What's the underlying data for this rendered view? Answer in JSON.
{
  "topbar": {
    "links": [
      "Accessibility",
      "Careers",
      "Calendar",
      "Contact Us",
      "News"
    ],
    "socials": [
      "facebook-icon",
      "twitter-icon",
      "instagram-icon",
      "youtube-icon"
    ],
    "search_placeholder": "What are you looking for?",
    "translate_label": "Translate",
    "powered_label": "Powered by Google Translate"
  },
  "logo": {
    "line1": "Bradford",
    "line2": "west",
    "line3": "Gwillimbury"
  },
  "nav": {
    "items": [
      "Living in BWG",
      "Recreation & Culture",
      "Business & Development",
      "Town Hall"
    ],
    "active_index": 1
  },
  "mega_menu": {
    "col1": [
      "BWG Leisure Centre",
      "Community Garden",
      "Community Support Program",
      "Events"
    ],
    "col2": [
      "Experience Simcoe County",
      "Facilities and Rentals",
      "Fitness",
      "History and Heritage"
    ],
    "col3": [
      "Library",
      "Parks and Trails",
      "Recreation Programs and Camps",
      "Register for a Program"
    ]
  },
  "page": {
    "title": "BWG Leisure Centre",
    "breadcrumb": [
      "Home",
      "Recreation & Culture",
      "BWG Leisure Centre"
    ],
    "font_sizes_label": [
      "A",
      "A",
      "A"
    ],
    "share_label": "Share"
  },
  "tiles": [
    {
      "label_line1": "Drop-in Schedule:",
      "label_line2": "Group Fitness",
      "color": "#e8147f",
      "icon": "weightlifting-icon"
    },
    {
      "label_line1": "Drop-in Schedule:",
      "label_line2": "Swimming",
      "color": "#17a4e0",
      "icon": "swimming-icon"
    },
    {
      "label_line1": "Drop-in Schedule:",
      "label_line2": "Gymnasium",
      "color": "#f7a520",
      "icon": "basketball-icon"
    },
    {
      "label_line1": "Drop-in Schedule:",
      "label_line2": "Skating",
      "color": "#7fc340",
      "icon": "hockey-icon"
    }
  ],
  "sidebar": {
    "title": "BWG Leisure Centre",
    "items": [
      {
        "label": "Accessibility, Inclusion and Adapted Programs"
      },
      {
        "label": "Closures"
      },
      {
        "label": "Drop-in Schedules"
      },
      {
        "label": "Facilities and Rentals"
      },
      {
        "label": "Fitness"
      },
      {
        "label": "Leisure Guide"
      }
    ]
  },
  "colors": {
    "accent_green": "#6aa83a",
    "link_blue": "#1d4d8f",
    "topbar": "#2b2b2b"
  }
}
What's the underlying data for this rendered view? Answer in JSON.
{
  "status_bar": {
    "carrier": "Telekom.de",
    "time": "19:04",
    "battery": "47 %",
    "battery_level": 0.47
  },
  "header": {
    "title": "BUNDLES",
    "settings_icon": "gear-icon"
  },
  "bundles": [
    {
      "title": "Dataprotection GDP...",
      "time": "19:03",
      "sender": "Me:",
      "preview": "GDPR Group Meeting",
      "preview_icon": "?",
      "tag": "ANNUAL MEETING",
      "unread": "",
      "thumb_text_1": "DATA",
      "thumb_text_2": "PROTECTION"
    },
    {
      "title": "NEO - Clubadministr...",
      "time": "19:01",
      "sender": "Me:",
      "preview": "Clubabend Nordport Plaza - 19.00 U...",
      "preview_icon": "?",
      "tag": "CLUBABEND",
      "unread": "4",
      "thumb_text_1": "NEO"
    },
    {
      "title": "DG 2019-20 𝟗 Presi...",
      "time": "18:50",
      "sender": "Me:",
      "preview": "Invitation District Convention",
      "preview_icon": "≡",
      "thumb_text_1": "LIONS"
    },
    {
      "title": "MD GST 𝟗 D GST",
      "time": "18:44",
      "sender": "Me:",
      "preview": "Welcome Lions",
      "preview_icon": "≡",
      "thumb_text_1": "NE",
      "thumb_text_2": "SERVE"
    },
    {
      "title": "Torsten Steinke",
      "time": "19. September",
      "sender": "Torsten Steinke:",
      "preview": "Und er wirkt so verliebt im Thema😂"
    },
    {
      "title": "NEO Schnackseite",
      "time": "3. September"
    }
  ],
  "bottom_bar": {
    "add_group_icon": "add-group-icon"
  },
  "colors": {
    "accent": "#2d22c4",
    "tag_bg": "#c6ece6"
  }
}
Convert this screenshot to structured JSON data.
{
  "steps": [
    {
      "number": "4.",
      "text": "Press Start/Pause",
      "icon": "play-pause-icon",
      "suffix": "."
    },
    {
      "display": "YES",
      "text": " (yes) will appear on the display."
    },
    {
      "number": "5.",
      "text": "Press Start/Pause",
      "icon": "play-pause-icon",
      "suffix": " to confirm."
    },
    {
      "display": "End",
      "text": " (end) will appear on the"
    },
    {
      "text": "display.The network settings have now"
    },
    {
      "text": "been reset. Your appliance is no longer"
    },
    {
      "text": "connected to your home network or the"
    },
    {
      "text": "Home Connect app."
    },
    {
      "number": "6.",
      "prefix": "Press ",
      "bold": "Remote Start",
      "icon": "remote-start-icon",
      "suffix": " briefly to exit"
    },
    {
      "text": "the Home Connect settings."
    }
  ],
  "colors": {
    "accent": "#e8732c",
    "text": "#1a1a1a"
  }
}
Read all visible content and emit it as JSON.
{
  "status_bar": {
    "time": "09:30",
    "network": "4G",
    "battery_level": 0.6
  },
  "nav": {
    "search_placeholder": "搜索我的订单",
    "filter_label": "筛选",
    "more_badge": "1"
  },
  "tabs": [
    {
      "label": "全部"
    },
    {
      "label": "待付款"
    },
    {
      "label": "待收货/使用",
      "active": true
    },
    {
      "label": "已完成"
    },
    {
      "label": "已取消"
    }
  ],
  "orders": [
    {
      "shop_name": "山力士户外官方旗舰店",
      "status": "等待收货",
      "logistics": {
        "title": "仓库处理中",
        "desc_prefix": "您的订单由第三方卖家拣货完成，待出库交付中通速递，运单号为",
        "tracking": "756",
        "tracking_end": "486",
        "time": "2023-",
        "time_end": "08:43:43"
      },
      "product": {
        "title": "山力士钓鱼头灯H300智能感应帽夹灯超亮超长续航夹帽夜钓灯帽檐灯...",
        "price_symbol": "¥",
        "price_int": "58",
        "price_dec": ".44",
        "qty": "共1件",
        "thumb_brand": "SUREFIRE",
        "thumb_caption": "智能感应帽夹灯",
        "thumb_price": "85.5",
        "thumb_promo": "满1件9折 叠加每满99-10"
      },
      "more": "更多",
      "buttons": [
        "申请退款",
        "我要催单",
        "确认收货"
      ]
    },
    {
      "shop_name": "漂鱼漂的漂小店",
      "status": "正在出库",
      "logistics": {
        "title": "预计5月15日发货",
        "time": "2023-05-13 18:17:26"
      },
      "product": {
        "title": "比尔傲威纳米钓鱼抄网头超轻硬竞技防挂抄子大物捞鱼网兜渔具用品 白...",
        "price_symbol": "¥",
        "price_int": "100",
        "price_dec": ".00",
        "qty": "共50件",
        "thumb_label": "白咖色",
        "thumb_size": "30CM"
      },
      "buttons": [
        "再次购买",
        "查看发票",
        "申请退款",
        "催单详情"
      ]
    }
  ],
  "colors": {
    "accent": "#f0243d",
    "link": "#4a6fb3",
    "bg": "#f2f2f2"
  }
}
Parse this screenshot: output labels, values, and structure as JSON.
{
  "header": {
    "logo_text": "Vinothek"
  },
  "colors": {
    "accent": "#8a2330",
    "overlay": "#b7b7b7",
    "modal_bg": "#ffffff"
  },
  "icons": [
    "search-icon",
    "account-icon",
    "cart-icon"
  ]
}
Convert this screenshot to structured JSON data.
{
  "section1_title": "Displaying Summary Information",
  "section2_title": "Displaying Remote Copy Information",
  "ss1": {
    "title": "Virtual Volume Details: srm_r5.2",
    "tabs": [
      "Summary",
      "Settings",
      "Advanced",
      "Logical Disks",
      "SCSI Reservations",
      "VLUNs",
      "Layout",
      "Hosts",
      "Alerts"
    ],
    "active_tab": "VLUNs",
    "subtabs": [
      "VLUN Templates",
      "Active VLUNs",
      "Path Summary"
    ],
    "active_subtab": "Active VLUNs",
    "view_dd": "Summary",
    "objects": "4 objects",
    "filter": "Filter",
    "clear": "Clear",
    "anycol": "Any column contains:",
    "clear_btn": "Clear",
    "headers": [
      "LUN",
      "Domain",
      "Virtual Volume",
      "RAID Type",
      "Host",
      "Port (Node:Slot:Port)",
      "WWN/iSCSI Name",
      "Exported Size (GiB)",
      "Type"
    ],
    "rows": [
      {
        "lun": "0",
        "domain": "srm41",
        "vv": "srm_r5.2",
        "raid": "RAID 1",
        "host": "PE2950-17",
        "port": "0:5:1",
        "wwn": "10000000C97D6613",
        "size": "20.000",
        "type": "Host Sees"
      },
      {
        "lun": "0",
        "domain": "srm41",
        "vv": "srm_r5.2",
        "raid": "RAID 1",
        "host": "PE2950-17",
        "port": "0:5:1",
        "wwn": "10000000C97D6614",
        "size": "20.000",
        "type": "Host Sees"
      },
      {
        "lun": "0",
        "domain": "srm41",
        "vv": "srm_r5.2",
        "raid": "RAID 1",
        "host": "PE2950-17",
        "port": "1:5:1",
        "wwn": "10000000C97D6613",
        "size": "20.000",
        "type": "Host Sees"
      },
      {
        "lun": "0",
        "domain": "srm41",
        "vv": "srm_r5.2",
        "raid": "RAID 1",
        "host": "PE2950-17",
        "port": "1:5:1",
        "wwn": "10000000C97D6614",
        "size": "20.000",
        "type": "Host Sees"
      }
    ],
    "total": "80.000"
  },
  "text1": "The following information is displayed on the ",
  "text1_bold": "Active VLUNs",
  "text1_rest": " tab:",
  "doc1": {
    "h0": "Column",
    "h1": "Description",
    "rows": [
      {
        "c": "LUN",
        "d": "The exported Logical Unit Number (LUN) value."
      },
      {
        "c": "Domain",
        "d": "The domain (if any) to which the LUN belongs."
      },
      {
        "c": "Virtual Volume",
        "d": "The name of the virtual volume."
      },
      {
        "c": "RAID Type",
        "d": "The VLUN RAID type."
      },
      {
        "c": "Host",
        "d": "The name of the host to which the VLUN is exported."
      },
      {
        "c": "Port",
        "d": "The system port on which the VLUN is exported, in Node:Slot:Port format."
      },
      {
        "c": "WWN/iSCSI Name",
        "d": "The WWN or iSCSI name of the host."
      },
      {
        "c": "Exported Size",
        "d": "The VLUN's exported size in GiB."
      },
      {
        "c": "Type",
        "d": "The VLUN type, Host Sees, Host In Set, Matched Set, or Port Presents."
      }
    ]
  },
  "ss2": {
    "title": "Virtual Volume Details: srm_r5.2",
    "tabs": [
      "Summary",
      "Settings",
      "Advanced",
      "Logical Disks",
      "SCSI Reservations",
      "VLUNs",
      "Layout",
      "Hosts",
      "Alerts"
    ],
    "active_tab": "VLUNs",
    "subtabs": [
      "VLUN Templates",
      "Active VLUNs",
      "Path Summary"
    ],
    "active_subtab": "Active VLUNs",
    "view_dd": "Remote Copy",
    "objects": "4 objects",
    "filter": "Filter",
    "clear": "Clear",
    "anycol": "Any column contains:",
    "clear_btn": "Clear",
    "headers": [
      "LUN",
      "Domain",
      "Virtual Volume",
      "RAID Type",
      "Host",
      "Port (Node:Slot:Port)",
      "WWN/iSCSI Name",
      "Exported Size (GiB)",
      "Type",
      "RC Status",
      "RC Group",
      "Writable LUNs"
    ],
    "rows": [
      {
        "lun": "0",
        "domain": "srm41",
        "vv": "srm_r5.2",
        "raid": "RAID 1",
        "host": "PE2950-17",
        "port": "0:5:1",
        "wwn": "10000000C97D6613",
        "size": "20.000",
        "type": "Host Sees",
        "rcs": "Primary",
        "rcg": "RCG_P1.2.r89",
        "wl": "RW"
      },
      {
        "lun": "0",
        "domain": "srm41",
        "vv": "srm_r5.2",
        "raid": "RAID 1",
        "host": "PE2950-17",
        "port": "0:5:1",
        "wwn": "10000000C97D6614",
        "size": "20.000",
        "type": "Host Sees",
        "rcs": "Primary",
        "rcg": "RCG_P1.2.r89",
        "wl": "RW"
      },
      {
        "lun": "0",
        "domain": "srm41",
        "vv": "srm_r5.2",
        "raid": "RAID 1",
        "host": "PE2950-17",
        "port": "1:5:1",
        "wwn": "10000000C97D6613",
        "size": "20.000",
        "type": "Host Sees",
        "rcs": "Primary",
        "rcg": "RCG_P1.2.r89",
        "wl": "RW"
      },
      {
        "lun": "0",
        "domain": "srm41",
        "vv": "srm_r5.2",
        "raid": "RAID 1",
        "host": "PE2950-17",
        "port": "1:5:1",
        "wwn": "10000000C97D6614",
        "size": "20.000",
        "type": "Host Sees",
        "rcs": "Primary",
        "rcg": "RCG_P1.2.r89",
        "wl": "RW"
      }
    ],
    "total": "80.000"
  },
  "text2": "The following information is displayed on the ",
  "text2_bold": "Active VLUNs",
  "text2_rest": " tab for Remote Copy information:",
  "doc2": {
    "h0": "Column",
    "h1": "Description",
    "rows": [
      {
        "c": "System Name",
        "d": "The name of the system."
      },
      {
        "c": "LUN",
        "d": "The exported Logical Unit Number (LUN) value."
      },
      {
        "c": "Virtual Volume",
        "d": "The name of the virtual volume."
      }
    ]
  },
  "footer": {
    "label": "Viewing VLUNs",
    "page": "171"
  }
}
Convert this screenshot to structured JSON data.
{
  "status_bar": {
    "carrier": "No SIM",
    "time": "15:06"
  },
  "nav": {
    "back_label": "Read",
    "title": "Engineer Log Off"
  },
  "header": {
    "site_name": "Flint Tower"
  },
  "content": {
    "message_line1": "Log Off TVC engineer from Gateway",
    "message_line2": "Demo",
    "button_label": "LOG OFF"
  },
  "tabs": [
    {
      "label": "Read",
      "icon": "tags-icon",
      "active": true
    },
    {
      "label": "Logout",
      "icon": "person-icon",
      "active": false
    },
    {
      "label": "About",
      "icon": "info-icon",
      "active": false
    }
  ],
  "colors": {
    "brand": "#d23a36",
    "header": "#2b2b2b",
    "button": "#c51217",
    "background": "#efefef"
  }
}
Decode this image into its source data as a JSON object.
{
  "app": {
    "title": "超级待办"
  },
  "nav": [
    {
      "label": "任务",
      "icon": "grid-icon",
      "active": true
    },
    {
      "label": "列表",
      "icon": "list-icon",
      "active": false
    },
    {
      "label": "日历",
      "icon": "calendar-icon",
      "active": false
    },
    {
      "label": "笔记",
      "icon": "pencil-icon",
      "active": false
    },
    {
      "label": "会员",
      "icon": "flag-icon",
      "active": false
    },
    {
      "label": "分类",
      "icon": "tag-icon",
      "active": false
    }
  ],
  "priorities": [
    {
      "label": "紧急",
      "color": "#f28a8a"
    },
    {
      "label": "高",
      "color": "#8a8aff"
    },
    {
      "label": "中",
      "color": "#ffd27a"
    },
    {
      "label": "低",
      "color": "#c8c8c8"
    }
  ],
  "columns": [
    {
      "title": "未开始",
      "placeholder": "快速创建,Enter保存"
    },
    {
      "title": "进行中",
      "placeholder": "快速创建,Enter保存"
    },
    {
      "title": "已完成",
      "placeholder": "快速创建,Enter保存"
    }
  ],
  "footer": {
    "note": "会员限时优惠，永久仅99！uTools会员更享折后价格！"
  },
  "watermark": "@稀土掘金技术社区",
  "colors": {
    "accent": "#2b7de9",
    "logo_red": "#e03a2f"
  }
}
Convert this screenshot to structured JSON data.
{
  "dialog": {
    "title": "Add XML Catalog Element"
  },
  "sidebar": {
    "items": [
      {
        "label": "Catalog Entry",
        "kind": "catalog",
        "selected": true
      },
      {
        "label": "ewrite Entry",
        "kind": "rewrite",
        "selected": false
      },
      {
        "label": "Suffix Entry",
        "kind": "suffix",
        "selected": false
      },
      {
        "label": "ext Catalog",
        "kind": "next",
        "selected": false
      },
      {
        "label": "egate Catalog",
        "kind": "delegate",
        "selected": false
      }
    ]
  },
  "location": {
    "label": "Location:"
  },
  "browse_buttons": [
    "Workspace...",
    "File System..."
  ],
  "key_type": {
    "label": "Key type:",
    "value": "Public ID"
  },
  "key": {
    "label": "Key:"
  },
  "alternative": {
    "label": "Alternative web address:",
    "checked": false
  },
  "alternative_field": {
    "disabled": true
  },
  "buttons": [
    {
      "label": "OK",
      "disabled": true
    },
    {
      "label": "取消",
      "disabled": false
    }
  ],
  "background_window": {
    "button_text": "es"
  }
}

+++

(YOUR OBJECTIVE) Lines containing "Torsten" are to be counted. State the total and add nothing.

(FINAL RESULT) 2